RECORD SET ▸
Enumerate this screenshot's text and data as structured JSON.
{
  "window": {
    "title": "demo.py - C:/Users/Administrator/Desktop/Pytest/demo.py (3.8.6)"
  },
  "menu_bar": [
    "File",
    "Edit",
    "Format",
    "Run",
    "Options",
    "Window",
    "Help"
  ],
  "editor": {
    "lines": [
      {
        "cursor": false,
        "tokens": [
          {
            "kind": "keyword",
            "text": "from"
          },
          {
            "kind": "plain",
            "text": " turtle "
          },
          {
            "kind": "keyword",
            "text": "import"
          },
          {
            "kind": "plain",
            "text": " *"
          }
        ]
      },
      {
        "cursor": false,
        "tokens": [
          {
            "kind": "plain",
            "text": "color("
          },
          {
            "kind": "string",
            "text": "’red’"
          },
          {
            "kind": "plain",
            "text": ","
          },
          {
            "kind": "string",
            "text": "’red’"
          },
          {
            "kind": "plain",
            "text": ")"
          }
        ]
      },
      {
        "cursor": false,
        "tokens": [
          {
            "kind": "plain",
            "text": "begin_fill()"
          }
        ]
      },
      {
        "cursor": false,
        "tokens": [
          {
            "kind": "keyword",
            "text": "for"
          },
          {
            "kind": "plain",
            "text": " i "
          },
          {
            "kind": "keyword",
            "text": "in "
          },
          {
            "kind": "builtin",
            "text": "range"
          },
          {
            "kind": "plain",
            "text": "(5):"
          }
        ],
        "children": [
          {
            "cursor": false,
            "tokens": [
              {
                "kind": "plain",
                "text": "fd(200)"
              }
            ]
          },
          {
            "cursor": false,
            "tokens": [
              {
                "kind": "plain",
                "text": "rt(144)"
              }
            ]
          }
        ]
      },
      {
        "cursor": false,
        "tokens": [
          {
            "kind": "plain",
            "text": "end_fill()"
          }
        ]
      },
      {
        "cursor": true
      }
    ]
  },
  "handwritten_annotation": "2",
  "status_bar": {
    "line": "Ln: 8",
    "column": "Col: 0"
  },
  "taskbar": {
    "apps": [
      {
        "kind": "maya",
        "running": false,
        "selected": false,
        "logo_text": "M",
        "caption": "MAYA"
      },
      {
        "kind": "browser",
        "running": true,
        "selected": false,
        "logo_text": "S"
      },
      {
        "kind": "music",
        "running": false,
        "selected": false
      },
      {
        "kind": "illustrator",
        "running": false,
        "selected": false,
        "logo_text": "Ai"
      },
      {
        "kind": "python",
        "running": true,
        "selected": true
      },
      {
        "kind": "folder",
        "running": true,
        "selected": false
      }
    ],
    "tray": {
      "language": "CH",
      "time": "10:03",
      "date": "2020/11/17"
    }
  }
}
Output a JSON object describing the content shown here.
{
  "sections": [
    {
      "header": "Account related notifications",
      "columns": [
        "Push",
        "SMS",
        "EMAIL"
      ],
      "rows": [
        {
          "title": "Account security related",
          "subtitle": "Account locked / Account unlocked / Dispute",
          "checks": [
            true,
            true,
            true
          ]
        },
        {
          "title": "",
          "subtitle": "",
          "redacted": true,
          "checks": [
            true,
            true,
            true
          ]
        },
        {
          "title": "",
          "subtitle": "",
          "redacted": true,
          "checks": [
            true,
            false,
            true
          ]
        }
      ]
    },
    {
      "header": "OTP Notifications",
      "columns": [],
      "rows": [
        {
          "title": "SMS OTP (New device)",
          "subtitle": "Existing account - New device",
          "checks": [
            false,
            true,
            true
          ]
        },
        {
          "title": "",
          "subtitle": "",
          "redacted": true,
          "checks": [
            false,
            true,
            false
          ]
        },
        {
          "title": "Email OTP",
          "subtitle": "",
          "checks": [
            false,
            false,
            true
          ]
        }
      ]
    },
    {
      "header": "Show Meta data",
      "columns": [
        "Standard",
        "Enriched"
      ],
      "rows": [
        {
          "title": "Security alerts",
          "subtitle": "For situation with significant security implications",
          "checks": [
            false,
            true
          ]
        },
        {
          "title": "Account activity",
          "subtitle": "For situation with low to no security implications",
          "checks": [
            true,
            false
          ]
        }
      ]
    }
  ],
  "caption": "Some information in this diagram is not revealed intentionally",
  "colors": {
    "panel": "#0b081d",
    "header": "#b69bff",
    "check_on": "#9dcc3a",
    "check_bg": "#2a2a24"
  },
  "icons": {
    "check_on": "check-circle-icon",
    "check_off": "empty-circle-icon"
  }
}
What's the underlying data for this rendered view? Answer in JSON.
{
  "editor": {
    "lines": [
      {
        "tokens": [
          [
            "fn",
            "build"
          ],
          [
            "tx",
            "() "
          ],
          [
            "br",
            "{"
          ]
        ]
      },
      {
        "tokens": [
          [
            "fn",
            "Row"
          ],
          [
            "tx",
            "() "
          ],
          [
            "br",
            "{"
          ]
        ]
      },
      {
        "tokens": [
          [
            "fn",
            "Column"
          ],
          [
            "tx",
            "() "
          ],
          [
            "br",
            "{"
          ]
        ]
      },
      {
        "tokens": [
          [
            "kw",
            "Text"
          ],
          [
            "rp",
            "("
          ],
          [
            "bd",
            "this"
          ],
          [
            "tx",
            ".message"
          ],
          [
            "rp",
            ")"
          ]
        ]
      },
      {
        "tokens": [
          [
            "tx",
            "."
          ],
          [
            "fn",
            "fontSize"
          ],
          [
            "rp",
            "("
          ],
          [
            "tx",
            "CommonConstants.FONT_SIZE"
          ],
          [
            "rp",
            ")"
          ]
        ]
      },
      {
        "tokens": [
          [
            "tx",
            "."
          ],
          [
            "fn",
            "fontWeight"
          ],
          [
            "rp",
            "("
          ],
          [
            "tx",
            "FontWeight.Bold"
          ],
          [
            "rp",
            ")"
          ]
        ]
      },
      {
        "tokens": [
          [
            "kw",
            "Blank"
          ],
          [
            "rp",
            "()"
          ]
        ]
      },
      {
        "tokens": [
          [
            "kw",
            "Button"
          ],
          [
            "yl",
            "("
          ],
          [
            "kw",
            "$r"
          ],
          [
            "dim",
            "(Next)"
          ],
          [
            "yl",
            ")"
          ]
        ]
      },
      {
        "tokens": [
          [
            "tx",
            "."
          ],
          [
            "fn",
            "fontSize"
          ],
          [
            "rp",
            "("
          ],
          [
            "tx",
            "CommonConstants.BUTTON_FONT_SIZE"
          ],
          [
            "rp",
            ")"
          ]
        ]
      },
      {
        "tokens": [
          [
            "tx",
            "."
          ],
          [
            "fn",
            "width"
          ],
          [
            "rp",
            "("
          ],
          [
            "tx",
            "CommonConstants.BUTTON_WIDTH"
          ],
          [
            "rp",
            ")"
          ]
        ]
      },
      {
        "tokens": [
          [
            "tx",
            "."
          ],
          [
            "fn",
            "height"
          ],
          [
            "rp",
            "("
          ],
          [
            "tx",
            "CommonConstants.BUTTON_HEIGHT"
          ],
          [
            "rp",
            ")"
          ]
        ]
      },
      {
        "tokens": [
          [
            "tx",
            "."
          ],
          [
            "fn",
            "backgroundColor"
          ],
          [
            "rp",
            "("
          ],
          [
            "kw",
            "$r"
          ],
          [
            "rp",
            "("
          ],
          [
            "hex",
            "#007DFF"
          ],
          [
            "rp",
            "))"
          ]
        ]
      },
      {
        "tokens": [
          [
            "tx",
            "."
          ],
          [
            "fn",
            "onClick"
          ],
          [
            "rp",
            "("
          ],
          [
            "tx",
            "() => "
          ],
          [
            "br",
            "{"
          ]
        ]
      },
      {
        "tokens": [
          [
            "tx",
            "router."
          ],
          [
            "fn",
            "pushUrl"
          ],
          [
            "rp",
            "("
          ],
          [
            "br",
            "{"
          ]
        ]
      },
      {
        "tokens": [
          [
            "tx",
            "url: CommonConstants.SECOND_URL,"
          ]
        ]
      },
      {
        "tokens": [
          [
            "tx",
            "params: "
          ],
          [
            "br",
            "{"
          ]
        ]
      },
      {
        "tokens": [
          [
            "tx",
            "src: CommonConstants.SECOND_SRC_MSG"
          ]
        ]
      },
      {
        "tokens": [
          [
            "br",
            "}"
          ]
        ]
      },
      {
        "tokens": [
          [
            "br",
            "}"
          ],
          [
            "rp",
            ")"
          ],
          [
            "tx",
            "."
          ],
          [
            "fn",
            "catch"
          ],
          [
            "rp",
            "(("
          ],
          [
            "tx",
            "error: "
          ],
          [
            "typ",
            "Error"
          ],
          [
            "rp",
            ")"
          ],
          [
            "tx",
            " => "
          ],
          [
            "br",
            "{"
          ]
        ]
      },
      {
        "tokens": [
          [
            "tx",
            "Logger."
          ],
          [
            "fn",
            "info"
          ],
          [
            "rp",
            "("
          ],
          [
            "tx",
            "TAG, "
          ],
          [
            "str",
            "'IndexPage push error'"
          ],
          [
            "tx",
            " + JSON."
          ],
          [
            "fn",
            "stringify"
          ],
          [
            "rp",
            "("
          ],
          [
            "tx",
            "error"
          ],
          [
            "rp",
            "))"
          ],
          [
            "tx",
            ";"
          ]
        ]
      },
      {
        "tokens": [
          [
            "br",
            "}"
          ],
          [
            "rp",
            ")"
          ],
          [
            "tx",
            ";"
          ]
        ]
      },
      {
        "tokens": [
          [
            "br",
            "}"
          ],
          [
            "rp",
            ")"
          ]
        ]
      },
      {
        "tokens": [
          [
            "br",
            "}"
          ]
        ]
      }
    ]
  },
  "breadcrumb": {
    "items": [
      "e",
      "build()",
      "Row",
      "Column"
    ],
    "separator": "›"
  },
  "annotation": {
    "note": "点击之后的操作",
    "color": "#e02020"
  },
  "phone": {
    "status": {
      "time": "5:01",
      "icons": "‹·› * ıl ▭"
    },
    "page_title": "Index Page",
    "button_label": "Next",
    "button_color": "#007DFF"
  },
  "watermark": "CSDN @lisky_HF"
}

WHAT IS BEING ASKED ▸ Find and copy every line in the entries above where the string "caption" occurs.

REPLY TO THE EXERCISE ▸
        "caption": "MAYA"
  "caption": "Some information in this diagram is not revealed intentionally",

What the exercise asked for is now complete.